▶ _Instruction_:
Present each line of the entries below that holds the word "this".

▶ _Material shown_:

○ ○ ○ ○ ○

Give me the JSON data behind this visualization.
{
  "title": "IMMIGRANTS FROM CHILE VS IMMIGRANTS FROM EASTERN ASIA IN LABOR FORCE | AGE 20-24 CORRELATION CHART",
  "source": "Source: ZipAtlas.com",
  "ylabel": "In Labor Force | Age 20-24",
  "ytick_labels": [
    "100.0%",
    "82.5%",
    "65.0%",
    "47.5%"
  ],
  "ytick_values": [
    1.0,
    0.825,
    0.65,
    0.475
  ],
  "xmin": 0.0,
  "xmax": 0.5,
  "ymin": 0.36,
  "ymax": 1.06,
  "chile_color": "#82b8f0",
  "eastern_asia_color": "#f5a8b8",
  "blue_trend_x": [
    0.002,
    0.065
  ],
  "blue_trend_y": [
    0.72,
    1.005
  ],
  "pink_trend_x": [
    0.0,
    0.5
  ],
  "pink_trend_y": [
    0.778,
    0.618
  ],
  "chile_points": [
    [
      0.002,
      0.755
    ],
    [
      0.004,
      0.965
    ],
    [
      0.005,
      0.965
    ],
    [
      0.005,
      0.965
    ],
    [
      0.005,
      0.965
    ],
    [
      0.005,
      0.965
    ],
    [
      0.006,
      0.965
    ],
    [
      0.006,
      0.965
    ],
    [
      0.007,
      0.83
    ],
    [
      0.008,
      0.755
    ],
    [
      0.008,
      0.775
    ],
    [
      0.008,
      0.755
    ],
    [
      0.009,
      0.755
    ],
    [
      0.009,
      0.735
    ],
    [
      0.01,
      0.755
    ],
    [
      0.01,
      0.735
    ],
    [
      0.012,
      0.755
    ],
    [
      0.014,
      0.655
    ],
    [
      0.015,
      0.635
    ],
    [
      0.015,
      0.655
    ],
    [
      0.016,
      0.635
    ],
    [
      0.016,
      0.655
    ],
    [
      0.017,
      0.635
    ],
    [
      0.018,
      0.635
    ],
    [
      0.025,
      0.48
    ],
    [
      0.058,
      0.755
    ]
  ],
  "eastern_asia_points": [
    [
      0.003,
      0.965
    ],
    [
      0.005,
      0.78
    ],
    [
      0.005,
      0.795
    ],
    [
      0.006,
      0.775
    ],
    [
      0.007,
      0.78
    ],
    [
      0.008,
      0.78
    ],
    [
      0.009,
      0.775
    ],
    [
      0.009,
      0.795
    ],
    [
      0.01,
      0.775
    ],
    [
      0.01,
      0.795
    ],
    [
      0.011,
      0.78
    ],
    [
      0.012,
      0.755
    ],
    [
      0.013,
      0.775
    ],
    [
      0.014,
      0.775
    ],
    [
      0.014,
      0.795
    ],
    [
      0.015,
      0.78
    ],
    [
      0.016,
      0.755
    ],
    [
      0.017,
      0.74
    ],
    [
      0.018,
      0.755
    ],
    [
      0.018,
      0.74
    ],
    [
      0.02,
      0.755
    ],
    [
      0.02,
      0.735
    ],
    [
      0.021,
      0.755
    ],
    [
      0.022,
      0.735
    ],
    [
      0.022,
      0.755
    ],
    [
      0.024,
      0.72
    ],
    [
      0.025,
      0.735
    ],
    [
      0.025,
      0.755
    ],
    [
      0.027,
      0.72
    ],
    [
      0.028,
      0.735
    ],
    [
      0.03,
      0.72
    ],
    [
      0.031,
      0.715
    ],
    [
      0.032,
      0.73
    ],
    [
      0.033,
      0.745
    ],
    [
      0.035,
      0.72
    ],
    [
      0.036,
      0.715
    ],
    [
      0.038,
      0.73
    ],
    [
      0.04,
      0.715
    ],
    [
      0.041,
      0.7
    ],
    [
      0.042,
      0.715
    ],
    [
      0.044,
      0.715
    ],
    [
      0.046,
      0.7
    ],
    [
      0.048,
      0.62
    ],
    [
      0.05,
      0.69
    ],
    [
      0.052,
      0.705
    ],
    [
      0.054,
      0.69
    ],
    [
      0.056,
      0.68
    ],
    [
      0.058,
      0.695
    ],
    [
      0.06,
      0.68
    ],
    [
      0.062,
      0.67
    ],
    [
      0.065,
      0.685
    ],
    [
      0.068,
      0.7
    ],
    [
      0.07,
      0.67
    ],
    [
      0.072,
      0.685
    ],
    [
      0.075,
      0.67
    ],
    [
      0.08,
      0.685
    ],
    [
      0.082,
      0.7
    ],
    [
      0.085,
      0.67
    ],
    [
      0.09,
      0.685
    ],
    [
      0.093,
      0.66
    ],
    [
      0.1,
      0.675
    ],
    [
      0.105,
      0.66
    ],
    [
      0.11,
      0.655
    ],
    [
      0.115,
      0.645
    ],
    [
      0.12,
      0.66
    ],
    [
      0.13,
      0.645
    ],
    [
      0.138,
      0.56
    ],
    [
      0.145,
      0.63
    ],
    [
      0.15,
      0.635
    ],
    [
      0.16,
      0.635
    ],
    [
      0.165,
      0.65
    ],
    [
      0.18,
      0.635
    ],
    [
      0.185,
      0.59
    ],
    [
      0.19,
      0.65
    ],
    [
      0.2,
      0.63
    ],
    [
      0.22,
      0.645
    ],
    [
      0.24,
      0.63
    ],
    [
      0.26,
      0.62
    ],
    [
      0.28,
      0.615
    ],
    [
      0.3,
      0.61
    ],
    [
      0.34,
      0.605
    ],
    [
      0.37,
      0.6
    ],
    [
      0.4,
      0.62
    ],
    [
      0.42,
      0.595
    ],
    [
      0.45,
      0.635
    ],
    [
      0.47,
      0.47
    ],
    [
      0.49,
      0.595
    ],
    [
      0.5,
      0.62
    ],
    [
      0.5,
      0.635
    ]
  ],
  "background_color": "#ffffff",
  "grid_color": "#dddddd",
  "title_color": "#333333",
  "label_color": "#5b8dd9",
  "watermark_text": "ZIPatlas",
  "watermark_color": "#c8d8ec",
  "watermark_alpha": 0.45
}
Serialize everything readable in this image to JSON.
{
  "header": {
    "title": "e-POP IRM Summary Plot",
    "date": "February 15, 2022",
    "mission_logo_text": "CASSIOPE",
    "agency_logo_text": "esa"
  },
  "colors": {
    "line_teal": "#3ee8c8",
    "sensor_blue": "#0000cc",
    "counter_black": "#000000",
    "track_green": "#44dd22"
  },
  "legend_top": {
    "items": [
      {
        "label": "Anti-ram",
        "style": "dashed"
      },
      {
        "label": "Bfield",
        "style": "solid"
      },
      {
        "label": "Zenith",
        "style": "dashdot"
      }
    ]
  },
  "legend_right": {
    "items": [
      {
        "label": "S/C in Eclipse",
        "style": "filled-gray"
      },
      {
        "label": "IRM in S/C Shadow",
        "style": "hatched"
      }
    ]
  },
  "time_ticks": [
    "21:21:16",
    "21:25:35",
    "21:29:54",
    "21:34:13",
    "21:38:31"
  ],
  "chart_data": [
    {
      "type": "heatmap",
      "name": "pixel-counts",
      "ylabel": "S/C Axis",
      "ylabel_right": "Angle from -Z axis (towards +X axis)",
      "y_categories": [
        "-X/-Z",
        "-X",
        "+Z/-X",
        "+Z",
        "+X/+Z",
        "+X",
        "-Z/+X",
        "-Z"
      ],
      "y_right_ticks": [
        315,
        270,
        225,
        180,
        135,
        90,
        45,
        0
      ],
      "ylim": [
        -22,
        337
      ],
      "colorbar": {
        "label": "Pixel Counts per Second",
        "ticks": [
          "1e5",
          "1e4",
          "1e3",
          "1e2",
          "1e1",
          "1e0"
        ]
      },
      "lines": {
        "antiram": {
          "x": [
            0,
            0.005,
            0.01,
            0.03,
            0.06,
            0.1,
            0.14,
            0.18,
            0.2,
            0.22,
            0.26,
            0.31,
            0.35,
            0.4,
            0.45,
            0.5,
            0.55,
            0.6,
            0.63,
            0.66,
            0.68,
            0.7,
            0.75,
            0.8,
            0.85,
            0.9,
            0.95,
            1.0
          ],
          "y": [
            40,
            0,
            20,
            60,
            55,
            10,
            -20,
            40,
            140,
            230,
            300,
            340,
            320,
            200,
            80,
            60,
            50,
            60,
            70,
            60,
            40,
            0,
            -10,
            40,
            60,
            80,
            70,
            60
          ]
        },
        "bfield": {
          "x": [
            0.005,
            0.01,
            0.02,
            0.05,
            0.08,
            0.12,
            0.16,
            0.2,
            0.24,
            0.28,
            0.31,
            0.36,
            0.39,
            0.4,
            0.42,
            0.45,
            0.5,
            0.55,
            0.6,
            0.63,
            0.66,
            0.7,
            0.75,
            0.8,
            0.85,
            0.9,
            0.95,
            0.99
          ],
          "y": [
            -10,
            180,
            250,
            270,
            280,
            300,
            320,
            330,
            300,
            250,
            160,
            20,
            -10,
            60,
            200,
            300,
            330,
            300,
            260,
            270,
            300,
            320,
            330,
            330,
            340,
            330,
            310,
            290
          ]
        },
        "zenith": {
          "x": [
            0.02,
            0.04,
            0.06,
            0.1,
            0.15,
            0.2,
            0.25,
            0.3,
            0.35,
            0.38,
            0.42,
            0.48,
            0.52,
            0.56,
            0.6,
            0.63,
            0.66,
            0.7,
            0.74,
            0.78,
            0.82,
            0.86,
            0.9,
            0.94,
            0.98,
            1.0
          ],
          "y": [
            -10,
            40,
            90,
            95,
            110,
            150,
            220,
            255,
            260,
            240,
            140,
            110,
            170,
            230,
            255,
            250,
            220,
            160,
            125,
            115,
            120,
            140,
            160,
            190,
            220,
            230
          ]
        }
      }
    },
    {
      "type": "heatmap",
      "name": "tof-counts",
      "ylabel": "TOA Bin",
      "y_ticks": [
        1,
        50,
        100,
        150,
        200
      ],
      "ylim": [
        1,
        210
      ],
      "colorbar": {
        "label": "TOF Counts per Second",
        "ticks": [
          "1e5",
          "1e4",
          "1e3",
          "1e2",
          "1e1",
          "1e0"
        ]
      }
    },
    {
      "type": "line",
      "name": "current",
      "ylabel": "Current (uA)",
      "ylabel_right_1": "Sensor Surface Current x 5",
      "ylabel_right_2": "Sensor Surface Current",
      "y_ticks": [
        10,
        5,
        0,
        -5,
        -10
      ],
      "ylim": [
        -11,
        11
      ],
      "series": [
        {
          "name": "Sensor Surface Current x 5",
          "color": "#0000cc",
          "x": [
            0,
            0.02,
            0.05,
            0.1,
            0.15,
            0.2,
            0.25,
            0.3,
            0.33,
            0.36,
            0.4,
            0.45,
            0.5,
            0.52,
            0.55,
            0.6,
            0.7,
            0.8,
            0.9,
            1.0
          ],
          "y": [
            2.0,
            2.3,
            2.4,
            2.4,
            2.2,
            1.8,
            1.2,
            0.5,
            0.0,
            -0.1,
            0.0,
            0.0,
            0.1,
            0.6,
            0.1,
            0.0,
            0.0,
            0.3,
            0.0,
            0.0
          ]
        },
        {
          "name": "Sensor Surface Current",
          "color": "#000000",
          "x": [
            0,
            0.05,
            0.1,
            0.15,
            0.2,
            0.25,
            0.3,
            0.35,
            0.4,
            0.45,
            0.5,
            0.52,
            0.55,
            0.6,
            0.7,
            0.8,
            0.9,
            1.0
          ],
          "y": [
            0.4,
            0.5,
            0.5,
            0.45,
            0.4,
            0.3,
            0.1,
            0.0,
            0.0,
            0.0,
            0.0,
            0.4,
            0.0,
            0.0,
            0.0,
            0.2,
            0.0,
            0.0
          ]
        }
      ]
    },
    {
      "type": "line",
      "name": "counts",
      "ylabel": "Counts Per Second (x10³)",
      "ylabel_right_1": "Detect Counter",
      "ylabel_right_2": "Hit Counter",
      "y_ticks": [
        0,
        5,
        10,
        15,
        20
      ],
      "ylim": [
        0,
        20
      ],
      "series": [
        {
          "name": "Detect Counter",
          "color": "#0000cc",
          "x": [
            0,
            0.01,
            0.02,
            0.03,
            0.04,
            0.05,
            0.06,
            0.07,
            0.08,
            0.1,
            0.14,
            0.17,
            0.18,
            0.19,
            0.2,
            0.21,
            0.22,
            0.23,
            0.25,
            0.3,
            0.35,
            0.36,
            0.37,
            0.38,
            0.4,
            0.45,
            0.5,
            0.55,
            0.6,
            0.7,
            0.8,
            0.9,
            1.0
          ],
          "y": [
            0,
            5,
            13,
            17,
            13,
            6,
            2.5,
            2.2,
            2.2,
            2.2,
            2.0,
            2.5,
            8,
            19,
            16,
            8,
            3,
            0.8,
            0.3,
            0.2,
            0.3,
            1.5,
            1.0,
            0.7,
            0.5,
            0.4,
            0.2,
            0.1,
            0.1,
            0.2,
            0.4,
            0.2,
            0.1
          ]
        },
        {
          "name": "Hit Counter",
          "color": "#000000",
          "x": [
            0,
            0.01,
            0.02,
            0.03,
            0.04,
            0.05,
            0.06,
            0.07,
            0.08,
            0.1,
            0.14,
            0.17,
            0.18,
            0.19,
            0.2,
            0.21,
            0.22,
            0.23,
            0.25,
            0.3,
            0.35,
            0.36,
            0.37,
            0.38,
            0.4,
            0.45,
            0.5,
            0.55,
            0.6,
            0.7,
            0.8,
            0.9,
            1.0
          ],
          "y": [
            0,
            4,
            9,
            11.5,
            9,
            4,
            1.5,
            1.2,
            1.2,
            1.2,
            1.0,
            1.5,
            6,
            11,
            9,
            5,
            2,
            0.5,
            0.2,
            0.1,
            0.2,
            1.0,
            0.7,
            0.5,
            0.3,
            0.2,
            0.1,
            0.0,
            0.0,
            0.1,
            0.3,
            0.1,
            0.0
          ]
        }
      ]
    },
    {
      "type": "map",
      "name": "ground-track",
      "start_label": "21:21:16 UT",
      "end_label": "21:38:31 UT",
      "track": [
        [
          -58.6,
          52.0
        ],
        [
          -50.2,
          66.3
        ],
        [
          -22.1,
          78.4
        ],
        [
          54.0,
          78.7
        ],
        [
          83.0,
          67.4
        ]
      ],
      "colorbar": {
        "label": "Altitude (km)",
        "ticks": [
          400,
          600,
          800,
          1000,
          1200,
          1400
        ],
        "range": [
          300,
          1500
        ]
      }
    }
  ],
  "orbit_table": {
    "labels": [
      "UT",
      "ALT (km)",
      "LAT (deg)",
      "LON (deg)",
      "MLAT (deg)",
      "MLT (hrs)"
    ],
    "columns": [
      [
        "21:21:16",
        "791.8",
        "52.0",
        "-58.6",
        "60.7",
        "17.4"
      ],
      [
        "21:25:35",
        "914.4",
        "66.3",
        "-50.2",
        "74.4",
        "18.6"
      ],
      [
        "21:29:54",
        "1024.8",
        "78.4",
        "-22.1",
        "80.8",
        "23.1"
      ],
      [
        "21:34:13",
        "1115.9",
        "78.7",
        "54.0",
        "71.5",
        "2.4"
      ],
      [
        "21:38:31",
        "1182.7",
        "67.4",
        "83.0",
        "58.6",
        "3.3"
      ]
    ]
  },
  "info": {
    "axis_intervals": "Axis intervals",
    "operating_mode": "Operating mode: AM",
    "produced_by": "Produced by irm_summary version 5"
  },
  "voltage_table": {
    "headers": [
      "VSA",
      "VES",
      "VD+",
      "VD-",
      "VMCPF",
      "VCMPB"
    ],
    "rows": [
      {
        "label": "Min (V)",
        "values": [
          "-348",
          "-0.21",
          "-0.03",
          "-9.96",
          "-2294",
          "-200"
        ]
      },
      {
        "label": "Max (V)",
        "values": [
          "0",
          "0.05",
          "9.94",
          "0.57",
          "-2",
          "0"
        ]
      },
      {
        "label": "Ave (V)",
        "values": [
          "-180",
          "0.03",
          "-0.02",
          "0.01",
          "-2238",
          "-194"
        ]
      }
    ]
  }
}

○ ○ ○ ○ ○

▶ _Task output_:
Give me the JSON data behind this visualization.
Serialize everything readable in this image to JSON.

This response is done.